►

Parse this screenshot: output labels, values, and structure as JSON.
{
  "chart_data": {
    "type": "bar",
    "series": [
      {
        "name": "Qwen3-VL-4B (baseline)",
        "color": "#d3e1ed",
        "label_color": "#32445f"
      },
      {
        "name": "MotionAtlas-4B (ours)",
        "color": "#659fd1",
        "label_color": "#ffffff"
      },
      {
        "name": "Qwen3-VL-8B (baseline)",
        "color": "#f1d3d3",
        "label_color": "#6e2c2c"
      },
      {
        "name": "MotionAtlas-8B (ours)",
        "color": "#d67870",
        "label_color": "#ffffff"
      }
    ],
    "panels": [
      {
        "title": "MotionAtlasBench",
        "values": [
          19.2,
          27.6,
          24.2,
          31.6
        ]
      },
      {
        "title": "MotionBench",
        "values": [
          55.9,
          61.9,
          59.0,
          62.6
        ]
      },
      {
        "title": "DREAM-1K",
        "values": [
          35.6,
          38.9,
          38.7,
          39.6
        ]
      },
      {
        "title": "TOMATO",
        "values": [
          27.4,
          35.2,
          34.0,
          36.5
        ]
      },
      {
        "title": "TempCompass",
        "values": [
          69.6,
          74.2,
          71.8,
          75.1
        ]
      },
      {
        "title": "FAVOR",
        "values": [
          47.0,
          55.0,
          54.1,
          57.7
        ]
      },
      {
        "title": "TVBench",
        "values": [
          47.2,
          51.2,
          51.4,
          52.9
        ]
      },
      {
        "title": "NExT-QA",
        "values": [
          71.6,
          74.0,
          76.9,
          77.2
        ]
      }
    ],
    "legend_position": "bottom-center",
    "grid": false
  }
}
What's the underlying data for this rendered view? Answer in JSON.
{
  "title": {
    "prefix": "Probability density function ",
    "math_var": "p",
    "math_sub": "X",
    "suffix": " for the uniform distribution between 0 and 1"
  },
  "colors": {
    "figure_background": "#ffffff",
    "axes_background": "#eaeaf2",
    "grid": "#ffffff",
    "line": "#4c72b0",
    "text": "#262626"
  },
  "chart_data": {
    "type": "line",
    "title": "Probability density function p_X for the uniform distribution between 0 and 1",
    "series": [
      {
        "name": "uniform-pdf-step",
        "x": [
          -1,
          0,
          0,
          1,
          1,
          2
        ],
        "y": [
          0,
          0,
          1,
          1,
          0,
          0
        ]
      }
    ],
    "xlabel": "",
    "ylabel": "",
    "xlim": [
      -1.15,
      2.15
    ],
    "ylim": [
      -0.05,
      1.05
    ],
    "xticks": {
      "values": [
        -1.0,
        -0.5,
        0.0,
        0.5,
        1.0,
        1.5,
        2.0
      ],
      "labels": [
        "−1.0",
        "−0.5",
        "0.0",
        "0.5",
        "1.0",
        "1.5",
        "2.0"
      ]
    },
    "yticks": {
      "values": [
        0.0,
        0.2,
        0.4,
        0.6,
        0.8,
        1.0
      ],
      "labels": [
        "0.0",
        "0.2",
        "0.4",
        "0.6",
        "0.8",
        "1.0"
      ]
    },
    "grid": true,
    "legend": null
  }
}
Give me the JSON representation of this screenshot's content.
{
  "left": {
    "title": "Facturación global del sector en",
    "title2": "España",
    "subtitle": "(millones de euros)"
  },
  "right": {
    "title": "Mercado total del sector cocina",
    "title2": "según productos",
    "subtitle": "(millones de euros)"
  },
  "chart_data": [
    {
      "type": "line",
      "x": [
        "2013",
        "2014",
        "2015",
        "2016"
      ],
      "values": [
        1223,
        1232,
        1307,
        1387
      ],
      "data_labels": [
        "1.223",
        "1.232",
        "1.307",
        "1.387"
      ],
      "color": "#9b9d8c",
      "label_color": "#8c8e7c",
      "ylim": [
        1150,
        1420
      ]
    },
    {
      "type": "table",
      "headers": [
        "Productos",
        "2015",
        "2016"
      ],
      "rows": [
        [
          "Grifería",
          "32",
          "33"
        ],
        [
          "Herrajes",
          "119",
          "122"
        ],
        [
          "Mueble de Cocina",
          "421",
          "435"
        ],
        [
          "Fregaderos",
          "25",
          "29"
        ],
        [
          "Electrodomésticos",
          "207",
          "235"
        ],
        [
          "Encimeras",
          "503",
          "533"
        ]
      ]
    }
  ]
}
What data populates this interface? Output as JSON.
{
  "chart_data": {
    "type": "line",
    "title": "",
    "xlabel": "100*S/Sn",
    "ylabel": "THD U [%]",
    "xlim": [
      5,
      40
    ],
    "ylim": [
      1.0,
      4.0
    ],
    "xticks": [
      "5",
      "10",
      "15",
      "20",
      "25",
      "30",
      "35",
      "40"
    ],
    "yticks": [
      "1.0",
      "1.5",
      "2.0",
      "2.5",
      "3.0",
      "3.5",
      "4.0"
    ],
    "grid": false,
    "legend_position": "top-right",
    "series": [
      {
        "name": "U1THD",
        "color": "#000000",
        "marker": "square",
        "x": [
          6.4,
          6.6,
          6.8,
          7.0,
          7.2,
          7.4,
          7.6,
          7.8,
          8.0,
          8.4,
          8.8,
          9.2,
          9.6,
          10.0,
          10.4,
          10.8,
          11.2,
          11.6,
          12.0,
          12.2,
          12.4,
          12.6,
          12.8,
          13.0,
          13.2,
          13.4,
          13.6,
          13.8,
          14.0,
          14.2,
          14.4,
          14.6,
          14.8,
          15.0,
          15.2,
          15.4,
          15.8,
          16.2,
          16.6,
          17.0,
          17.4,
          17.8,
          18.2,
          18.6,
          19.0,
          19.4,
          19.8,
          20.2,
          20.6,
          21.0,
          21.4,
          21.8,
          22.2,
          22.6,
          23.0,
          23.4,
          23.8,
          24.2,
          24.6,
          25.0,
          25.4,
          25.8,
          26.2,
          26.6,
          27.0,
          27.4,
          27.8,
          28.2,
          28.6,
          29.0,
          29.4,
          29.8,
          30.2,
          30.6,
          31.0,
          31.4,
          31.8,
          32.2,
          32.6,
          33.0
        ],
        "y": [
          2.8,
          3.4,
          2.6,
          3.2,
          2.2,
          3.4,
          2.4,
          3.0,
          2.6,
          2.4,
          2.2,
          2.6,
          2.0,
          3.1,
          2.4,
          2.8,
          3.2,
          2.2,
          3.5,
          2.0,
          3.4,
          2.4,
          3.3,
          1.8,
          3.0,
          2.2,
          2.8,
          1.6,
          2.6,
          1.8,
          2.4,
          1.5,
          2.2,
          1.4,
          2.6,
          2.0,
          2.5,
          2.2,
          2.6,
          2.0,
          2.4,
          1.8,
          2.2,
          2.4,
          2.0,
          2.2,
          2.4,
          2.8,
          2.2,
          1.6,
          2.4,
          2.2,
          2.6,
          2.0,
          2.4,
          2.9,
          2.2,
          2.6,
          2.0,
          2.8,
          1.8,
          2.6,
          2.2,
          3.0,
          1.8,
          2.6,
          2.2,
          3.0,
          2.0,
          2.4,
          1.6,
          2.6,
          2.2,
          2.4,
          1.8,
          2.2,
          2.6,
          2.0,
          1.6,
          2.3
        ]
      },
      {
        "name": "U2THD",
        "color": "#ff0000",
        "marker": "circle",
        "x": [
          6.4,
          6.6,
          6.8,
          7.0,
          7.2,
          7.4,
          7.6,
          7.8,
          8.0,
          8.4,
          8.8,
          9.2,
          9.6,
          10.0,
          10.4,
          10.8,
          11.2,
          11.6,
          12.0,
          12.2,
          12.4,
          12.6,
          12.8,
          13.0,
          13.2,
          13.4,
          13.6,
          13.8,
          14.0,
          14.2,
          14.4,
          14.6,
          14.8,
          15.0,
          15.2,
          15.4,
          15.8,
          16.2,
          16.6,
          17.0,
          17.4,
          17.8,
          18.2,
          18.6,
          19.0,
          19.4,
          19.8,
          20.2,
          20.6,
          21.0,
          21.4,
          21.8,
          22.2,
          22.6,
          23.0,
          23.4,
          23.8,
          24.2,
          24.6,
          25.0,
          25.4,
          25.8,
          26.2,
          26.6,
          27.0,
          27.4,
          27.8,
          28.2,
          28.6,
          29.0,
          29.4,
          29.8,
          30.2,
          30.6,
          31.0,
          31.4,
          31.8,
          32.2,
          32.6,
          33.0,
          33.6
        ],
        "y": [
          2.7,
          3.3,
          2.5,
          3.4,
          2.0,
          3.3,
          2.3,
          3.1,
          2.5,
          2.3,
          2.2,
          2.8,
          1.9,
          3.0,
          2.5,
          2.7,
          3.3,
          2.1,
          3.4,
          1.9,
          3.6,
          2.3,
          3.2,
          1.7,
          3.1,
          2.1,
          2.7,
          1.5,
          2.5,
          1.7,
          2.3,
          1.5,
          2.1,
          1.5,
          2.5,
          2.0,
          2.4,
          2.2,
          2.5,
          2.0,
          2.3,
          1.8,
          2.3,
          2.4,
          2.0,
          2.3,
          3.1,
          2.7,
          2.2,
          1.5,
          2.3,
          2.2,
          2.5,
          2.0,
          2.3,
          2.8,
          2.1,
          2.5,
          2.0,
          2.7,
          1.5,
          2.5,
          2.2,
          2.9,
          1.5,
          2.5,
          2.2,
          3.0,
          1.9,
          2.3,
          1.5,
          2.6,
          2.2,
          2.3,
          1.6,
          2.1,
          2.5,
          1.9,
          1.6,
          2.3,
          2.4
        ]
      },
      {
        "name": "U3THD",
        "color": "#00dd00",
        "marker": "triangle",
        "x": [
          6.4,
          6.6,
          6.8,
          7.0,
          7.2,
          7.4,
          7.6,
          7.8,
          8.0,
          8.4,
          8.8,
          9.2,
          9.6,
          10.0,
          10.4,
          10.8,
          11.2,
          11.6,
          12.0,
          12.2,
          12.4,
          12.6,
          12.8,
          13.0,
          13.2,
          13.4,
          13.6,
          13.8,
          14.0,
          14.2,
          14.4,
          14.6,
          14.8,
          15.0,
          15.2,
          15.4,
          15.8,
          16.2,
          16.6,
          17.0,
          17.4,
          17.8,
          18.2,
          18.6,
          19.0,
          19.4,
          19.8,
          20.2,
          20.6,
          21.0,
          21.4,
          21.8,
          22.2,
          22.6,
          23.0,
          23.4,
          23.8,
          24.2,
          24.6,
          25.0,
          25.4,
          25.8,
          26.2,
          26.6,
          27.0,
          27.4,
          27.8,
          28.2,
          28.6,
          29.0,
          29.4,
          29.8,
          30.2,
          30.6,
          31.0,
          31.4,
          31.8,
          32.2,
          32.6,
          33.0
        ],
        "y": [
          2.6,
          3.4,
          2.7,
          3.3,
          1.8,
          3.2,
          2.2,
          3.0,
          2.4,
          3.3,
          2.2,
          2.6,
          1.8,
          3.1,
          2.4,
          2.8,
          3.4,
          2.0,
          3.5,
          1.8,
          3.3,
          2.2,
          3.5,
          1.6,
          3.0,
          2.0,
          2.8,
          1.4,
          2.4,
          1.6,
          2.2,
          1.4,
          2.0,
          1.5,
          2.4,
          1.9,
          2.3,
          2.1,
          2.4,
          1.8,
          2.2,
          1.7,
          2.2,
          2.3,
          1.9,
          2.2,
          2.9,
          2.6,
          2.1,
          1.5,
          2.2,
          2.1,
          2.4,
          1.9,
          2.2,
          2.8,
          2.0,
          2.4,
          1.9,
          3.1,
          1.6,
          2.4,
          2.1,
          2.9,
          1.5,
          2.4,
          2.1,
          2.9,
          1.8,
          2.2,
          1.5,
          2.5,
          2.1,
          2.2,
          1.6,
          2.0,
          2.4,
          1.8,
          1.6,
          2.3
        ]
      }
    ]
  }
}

◄

__THE REQUEST__.
In how many lines of the data does the string "name" appear? Give only the number.

__RESULT__.
8